++++ Data shown

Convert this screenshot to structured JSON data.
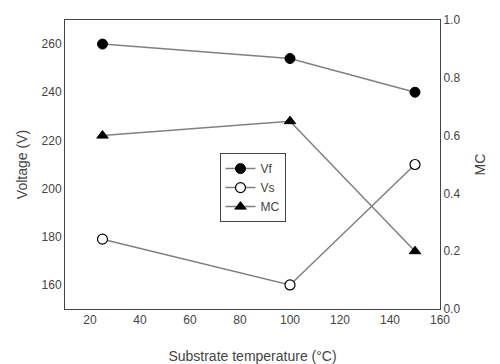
{
  "chart_data": {
    "type": "line",
    "xlabel": "Substrate temperature (°C)",
    "ylabel": "Voltage (V)",
    "y2label": "MC",
    "x": [
      25,
      100,
      150
    ],
    "series": [
      {
        "name": "Vf",
        "color": "#808080",
        "marker": "filled circle",
        "values": [
          260,
          254,
          240
        ]
      },
      {
        "name": "Vs",
        "color": "#808080",
        "marker": "open circle",
        "values": [
          179,
          160,
          210
        ]
      },
      {
        "name": "MC",
        "color": "#808080",
        "marker": "filled triangle",
        "axis": "y2",
        "values": [
          0.6,
          0.65,
          0.2
        ]
      }
    ],
    "xlim": [
      10,
      160
    ],
    "xticks": [
      20,
      40,
      60,
      80,
      100,
      120,
      140,
      160
    ],
    "ylim": [
      150,
      270
    ],
    "yticks": [
      160,
      180,
      200,
      220,
      240,
      260
    ],
    "y2lim": [
      0.0,
      1.0
    ],
    "y2ticks": [
      {
        "value": 0.0,
        "label": "0.0"
      },
      0.2,
      0.4,
      0.6,
      0.8,
      {
        "value": 1.0,
        "label": "1.0"
      }
    ],
    "grid": false,
    "legend": "center"
  }
}
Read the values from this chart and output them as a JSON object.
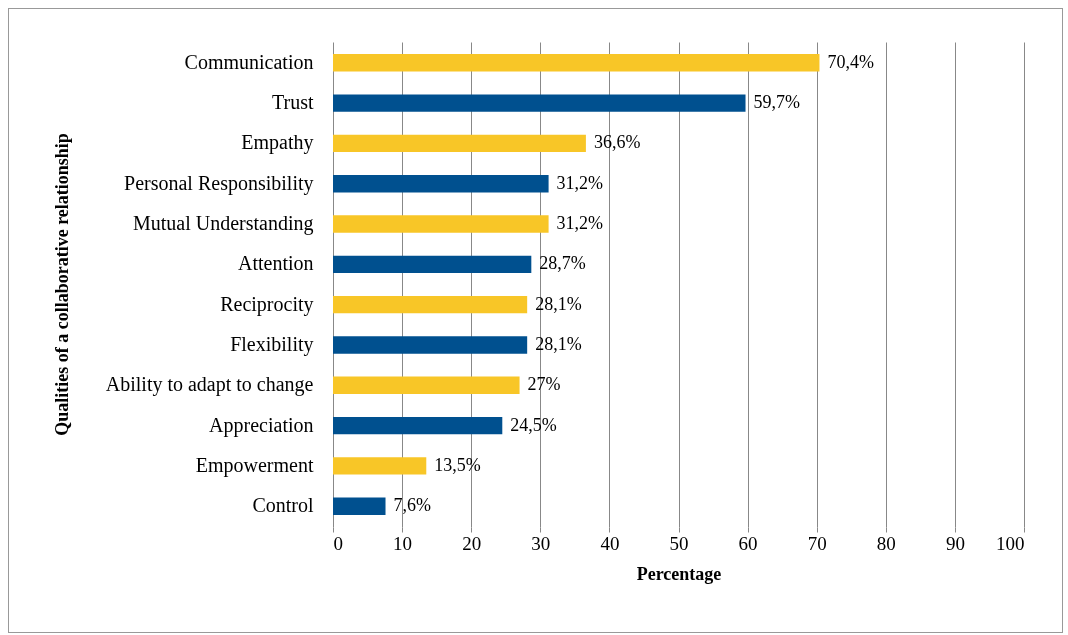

++++++++

## Goal
Return all of the entries word for word, but omit the pictures.

## Expected answer
Convert this screenshot to structured JSON data.
{
  "chart_data": {
    "type": "line",
    "xlabel": "Substrate temperature (°C)",
    "ylabel": "Voltage (V)",
    "y2label": "MC",
    "x": [
      25,
      100,
      150
    ],
    "series": [
      {
        "name": "Vf",
        "color": "#808080",
        "marker": "filled circle",
        "values": [
          260,
          254,
          240
        ]
      },
      {
        "name": "Vs",
        "color": "#808080",
        "marker": "open circle",
        "values": [
          179,
          160,
          210
        ]
      },
      {
        "name": "MC",
        "color": "#808080",
        "marker": "filled triangle",
        "axis": "y2",
        "values": [
          0.6,
          0.65,
          0.2
        ]
      }
    ],
    "xlim": [
      10,
      160
    ],
    "xticks": [
      20,
      40,
      60,
      80,
      100,
      120,
      140,
      160
    ],
    "ylim": [
      150,
      270
    ],
    "yticks": [
      160,
      180,
      200,
      220,
      240,
      260
    ],
    "y2lim": [
      0.0,
      1.0
    ],
    "y2ticks": [
      {
        "value": 0.0,
        "label": "0.0"
      },
      0.2,
      0.4,
      0.6,
      0.8,
      {
        "value": 1.0,
        "label": "1.0"
      }
    ],
    "grid": false,
    "legend": "center"
  }
}
Read the values from this chart and output them as a JSON object.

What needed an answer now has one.